Directive: Repeat the records exactly. Every line must match.

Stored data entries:

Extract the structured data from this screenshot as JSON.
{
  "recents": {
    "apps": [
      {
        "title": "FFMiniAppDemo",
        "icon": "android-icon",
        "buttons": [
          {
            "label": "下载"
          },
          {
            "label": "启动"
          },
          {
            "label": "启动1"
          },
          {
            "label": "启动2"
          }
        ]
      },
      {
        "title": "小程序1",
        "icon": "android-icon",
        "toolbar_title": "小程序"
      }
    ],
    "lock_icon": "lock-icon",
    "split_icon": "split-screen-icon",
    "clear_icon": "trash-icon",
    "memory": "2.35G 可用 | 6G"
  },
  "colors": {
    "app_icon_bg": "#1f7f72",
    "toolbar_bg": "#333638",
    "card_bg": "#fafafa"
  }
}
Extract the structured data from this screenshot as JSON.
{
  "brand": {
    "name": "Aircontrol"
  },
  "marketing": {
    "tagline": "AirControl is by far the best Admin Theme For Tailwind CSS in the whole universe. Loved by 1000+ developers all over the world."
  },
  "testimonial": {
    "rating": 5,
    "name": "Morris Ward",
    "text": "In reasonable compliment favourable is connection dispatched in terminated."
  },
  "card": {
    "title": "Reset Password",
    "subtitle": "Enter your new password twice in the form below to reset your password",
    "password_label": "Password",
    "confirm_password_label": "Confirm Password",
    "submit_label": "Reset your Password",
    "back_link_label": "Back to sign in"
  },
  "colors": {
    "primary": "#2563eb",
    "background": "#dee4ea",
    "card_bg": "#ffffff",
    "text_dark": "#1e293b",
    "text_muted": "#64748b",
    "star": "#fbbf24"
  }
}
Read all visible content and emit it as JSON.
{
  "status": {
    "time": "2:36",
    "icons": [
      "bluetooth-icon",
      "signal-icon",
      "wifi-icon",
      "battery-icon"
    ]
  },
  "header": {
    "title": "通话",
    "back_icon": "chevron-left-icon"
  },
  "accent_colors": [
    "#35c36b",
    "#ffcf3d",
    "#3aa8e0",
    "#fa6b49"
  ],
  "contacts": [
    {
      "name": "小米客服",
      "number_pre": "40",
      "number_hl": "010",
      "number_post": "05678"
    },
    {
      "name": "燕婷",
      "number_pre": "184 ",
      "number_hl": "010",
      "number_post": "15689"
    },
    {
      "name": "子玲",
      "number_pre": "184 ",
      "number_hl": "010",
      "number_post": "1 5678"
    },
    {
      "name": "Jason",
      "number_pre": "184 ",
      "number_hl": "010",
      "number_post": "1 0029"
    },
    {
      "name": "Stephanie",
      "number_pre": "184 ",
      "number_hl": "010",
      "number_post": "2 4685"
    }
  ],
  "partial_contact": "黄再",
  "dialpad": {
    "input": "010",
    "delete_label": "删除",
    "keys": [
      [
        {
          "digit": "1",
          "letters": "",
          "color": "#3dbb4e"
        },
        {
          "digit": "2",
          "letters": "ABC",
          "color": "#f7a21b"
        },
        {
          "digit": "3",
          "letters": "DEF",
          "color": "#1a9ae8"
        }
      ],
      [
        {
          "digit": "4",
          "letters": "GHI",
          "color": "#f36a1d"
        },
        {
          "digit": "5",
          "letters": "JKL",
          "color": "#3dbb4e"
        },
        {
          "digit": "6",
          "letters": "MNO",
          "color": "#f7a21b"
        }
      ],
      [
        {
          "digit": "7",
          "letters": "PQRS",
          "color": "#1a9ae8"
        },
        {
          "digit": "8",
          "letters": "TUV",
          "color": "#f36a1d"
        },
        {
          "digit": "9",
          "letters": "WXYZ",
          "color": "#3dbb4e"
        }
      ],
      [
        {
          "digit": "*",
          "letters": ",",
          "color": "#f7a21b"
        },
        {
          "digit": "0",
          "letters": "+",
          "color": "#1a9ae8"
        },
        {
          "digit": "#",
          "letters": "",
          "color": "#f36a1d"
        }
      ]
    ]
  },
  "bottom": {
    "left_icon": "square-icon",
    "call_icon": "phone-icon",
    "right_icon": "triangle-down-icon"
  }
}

Correct result:
Extract the structured data from this screenshot as JSON.
{
  "recents": {
    "apps": [
      {
        "title": "FFMiniAppDemo",
        "icon": "android-icon",
        "buttons": [
          {
            "label": "下载"
          },
          {
            "label": "启动"
          },
          {
            "label": "启动1"
          },
          {
            "label": "启动2"
          }
        ]
      },
      {
        "title": "小程序1",
        "icon": "android-icon",
        "toolbar_title": "小程序"
      }
    ],
    "lock_icon": "lock-icon",
    "split_icon": "split-screen-icon",
    "clear_icon": "trash-icon",
    "memory": "2.35G 可用 | 6G"
  },
  "colors": {
    "app_icon_bg": "#1f7f72",
    "toolbar_bg": "#333638",
    "card_bg": "#fafafa"
  }
}
Extract the structured data from this screenshot as JSON.
{
  "brand": {
    "name": "Aircontrol"
  },
  "marketing": {
    "tagline": "AirControl is by far the best Admin Theme For Tailwind CSS in the whole universe. Loved by 1000+ developers all over the world."
  },
  "testimonial": {
    "rating": 5,
    "name": "Morris Ward",
    "text": "In reasonable compliment favourable is connection dispatched in terminated."
  },
  "card": {
    "title": "Reset Password",
    "subtitle": "Enter your new password twice in the form below to reset your password",
    "password_label": "Password",
    "confirm_password_label": "Confirm Password",
    "submit_label": "Reset your Password",
    "back_link_label": "Back to sign in"
  },
  "colors": {
    "primary": "#2563eb",
    "background": "#dee4ea",
    "card_bg": "#ffffff",
    "text_dark": "#1e293b",
    "text_muted": "#64748b",
    "star": "#fbbf24"
  }
}
Read all visible content and emit it as JSON.
{
  "status": {
    "time": "2:36",
    "icons": [
      "bluetooth-icon",
      "signal-icon",
      "wifi-icon",
      "battery-icon"
    ]
  },
  "header": {
    "title": "通话",
    "back_icon": "chevron-left-icon"
  },
  "accent_colors": [
    "#35c36b",
    "#ffcf3d",
    "#3aa8e0",
    "#fa6b49"
  ],
  "contacts": [
    {
      "name": "小米客服",
      "number_pre": "40",
      "number_hl": "010",
      "number_post": "05678"
    },
    {
      "name": "燕婷",
      "number_pre": "184 ",
      "number_hl": "010",
      "number_post": "15689"
    },
    {
      "name": "子玲",
      "number_pre": "184 ",
      "number_hl": "010",
      "number_post": "1 5678"
    },
    {
      "name": "Jason",
      "number_pre": "184 ",
      "number_hl": "010",
      "number_post": "1 0029"
    },
    {
      "name": "Stephanie",
      "number_pre": "184 ",
      "number_hl": "010",
      "number_post": "2 4685"
    }
  ],
  "partial_contact": "黄再",
  "dialpad": {
    "input": "010",
    "delete_label": "删除",
    "keys": [
      [
        {
          "digit": "1",
          "letters": "",
          "color": "#3dbb4e"
        },
        {
          "digit": "2",
          "letters": "ABC",
          "color": "#f7a21b"
        },
        {
          "digit": "3",
          "letters": "DEF",
          "color": "#1a9ae8"
        }
      ],
      [
        {
          "digit": "4",
          "letters": "GHI",
          "color": "#f36a1d"
        },
        {
          "digit": "5",
          "letters": "JKL",
          "color": "#3dbb4e"
        },
        {
          "digit": "6",
          "letters": "MNO",
          "color": "#f7a21b"
        }
      ],
      [
        {
          "digit": "7",
          "letters": "PQRS",
          "color": "#1a9ae8"
        },
        {
          "digit": "8",
          "letters": "TUV",
          "color": "#f36a1d"
        },
        {
          "digit": "9",
          "letters": "WXYZ",
          "color": "#3dbb4e"
        }
      ],
      [
        {
          "digit": "*",
          "letters": ",",
          "color": "#f7a21b"
        },
        {
          "digit": "0",
          "letters": "+",
          "color": "#1a9ae8"
        },
        {
          "digit": "#",
          "letters": "",
          "color": "#f36a1d"
        }
      ]
    ]
  },
  "bottom": {
    "left_icon": "square-icon",
    "call_icon": "phone-icon",
    "right_icon": "triangle-down-icon"
  }
}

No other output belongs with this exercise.